§ **WORK TO DO**
Read the entries below and pull out each line with the string "need".

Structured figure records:
·····
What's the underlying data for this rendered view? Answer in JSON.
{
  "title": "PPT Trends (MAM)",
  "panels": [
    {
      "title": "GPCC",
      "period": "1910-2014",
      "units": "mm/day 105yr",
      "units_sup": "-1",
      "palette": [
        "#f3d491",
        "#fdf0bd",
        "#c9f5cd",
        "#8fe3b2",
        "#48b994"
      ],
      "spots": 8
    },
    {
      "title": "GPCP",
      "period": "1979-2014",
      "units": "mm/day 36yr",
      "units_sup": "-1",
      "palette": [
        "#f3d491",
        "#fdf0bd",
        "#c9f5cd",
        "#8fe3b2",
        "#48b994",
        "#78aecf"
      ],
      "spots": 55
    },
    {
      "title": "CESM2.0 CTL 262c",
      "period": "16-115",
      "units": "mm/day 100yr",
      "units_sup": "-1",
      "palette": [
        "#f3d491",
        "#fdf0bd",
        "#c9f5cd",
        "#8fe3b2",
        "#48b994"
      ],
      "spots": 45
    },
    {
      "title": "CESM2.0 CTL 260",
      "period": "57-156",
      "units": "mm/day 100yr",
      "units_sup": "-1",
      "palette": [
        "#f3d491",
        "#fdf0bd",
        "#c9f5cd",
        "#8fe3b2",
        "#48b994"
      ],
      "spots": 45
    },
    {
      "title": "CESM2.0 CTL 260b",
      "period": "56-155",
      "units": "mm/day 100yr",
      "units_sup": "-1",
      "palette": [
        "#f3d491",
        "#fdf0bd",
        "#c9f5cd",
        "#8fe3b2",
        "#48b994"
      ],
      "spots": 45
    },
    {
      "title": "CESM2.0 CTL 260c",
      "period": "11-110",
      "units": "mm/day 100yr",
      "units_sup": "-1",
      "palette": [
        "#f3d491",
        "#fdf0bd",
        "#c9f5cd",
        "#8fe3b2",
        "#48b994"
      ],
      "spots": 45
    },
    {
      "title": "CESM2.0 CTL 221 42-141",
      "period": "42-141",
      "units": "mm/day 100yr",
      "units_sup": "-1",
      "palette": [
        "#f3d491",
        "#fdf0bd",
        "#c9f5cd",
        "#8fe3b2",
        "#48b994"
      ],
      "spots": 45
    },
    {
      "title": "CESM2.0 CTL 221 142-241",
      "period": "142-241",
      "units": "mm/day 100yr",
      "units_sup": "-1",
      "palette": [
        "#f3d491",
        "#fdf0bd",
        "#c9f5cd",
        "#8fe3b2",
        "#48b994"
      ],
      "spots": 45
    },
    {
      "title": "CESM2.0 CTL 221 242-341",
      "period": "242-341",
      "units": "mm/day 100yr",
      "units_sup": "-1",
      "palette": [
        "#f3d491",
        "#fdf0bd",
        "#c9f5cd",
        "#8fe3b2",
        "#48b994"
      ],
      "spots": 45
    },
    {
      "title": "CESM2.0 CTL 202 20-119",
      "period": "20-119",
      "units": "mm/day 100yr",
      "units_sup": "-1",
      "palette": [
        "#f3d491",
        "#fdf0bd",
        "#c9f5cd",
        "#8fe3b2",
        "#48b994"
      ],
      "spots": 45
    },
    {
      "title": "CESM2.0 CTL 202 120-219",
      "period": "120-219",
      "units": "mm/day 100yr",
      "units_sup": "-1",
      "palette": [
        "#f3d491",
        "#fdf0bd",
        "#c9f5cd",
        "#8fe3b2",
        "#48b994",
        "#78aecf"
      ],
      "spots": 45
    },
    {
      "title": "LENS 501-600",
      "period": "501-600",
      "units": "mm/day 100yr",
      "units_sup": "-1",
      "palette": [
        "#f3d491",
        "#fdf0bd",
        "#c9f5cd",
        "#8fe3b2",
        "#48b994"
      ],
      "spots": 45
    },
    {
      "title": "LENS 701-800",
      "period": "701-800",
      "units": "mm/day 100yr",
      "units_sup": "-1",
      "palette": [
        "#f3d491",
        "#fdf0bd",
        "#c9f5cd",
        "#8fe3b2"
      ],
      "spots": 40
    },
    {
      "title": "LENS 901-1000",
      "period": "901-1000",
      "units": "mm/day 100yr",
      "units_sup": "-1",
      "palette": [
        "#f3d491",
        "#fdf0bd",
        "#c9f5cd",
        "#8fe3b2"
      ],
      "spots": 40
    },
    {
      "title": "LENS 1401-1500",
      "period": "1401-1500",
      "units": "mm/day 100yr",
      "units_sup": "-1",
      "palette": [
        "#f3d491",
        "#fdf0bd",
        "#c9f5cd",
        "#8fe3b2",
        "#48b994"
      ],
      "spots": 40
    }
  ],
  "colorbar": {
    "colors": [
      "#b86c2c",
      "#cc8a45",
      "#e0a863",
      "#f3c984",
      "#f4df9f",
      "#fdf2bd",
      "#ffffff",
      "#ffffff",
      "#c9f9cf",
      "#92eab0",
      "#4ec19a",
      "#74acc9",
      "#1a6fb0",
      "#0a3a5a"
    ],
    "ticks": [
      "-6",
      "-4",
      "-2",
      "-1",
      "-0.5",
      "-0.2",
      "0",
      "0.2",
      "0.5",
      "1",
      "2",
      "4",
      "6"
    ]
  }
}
·····
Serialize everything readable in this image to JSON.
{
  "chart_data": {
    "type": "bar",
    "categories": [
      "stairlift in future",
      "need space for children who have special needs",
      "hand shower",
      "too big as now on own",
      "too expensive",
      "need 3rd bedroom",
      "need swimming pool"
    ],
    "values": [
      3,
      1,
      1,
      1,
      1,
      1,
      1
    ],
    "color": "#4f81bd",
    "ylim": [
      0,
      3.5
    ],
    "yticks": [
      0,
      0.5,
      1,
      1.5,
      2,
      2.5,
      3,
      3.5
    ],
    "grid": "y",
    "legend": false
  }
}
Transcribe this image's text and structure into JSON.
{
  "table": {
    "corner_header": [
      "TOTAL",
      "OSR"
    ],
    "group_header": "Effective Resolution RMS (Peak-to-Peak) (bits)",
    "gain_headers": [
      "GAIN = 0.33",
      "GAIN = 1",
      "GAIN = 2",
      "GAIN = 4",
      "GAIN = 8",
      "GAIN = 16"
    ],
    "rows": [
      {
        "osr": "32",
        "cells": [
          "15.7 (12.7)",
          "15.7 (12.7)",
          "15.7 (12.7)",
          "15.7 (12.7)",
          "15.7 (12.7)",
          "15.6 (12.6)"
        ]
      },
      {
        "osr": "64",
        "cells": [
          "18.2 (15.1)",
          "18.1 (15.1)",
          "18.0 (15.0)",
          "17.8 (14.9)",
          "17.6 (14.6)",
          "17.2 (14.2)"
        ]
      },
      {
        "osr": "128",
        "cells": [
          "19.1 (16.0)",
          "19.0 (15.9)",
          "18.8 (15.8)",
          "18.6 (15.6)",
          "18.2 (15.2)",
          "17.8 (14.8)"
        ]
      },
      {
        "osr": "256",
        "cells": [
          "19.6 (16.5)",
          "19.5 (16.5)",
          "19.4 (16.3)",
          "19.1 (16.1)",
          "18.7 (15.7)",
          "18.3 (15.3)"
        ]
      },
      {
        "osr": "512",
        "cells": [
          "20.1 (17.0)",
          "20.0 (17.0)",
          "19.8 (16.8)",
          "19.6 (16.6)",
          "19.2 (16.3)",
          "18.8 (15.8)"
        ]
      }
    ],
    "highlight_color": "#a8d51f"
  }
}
·····
§ **RESULT BELOW**
      "need space for children who have special needs",
      "need 3rd bedroom",
      "need swimming pool"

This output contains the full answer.